◆ **Material provided**:
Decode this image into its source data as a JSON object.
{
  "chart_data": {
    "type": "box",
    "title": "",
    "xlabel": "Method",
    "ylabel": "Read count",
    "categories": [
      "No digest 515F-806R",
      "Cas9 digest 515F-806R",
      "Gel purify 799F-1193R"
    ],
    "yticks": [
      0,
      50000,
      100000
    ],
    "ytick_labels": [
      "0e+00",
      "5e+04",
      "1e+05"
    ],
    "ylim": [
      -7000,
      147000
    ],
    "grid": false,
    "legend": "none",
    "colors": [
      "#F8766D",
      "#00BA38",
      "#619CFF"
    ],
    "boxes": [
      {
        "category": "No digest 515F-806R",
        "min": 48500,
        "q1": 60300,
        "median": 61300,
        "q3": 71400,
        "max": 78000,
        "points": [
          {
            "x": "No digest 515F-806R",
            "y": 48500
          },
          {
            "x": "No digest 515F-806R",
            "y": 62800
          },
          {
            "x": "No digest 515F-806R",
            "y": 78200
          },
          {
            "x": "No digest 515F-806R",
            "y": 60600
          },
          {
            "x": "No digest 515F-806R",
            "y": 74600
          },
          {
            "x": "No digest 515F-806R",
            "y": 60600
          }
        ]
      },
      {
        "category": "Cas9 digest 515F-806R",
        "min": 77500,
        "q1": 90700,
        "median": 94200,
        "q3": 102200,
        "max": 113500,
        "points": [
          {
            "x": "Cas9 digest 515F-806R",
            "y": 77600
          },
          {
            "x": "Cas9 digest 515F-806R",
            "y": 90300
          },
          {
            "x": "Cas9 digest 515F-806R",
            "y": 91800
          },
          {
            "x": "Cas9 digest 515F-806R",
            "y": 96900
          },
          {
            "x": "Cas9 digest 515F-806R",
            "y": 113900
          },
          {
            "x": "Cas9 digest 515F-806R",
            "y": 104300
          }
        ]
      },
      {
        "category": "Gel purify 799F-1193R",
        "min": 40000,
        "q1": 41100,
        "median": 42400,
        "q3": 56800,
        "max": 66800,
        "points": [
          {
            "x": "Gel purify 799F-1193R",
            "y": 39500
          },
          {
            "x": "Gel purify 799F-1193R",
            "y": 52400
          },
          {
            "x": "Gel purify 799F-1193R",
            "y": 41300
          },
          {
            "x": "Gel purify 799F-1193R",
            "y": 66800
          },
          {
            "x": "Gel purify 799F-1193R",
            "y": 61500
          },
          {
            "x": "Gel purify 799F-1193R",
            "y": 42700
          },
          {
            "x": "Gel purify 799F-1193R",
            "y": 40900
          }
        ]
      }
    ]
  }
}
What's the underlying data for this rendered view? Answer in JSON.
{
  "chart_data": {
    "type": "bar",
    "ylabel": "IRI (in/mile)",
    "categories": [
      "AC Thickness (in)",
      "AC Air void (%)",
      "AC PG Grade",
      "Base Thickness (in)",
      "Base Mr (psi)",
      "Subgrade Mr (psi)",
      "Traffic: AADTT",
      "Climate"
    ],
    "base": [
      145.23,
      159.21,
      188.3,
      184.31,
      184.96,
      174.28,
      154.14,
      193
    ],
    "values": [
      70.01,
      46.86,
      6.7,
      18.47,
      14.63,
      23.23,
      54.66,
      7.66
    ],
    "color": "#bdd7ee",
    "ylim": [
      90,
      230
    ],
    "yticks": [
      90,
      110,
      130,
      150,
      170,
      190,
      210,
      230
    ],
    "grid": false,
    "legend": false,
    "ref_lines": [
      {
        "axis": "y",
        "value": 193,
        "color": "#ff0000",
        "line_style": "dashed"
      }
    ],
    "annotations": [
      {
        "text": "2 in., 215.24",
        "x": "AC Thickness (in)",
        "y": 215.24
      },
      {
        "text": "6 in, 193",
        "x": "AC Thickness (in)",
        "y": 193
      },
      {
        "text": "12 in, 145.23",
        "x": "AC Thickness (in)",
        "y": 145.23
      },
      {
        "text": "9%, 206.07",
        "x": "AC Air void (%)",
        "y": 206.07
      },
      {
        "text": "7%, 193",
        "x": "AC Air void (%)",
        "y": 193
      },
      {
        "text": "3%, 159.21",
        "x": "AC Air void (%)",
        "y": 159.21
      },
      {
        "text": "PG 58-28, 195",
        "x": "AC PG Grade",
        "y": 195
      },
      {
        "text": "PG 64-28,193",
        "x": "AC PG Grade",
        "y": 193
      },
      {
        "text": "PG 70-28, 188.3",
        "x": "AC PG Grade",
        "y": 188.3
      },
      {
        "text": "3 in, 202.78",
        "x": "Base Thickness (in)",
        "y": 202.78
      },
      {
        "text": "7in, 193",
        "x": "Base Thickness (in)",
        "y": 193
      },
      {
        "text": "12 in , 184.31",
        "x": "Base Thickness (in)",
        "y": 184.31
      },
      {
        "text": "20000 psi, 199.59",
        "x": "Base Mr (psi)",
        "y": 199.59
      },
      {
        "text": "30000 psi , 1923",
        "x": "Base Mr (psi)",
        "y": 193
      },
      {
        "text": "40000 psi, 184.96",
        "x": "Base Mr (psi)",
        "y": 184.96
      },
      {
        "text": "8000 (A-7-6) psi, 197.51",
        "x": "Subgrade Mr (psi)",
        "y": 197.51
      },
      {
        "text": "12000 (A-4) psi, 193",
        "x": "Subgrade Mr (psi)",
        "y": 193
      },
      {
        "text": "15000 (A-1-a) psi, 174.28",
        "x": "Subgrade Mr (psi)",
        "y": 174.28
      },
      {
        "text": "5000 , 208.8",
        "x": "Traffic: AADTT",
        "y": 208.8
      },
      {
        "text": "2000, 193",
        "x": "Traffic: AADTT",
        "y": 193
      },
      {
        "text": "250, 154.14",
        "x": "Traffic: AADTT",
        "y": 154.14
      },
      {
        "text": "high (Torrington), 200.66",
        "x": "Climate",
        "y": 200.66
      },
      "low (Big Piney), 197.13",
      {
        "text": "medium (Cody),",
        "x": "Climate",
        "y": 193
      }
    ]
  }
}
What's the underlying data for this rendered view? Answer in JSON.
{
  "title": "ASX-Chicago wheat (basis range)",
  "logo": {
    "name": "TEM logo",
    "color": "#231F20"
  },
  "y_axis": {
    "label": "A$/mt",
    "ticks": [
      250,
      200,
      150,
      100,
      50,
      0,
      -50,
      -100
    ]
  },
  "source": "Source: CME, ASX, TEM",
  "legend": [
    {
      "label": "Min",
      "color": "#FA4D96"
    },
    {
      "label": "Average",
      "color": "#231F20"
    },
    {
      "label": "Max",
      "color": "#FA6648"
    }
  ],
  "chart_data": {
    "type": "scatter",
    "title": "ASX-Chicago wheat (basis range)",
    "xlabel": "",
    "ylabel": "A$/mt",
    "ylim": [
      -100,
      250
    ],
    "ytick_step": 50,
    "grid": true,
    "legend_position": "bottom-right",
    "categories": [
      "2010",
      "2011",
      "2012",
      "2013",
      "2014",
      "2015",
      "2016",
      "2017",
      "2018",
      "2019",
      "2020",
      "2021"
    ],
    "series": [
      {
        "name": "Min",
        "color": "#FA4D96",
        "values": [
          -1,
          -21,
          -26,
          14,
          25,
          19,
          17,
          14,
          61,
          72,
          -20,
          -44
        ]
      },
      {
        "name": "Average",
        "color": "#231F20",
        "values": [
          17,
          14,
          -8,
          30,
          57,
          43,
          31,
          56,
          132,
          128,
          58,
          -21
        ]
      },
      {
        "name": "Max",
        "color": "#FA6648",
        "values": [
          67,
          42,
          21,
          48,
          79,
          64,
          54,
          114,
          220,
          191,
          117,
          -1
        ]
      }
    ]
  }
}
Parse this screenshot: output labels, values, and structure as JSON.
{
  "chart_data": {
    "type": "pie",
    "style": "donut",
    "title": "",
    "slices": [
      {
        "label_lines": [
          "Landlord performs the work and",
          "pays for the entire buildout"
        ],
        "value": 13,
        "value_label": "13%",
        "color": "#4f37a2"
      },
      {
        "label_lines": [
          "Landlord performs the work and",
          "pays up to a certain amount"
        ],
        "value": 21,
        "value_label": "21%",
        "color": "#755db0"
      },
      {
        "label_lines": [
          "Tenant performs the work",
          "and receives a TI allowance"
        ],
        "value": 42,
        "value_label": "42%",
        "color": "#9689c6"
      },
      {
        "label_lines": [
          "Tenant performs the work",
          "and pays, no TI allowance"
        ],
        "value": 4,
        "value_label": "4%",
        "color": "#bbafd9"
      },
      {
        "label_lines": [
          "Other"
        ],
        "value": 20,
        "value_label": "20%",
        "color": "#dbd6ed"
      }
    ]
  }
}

◆ **Written problem**: Pull out every line containing "ylabel".

◆ **The completed task**:
    "ylabel": "Read count",
    "ylabel": "IRI (in/mile)",
    "ylabel": "A$/mt",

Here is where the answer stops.